- [Records for the task]
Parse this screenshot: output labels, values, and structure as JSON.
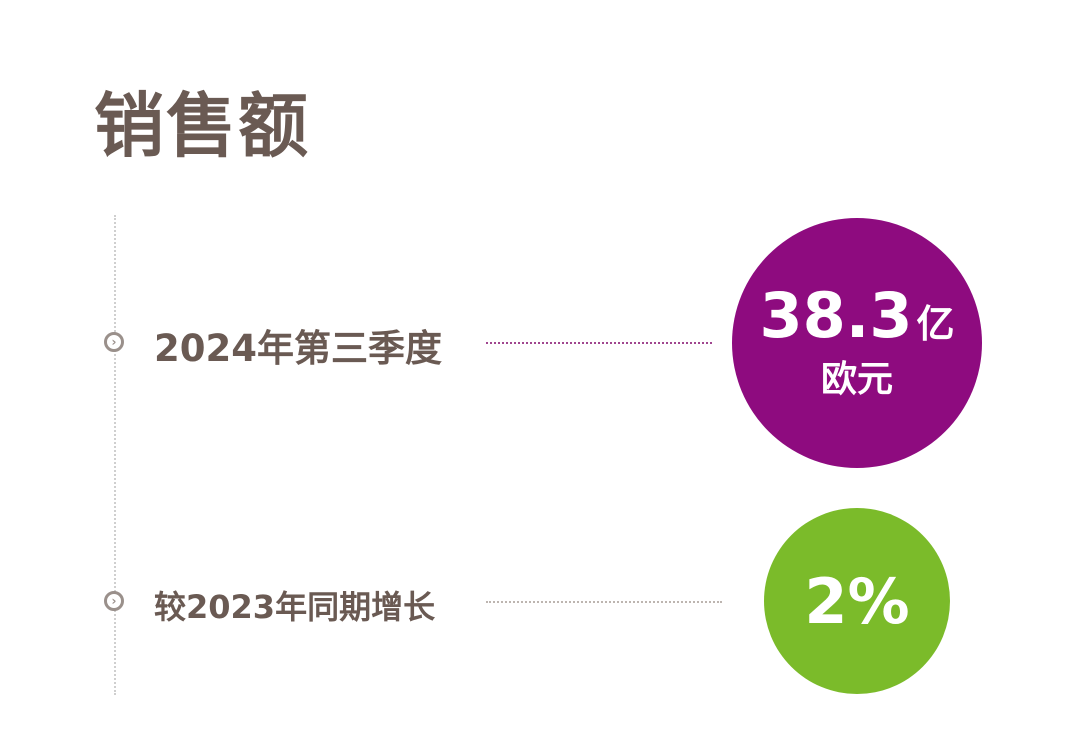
{
  "title": "销售额",
  "rows": [
    {
      "label": "2024年第三季度",
      "value": "38.3",
      "unit": "亿",
      "unit2": "欧元",
      "color": "#8e0b7f",
      "icon": "chevron-right-circle-icon"
    },
    {
      "label": "较2023年同期增长",
      "value": "2%",
      "color": "#7bbb2a",
      "icon": "chevron-right-circle-icon"
    }
  ]
}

- [Written problem]
Your task is to set down the records shown above exactly, minus any pictures.

- [Final answer]
Parse this screenshot: output labels, values, and structure as JSON.
{
  "title": "销售额",
  "rows": [
    {
      "label": "2024年第三季度",
      "value": "38.3",
      "unit": "亿",
      "unit2": "欧元",
      "color": "#8e0b7f",
      "icon": "chevron-right-circle-icon"
    },
    {
      "label": "较2023年同期增长",
      "value": "2%",
      "color": "#7bbb2a",
      "icon": "chevron-right-circle-icon"
    }
  ]
}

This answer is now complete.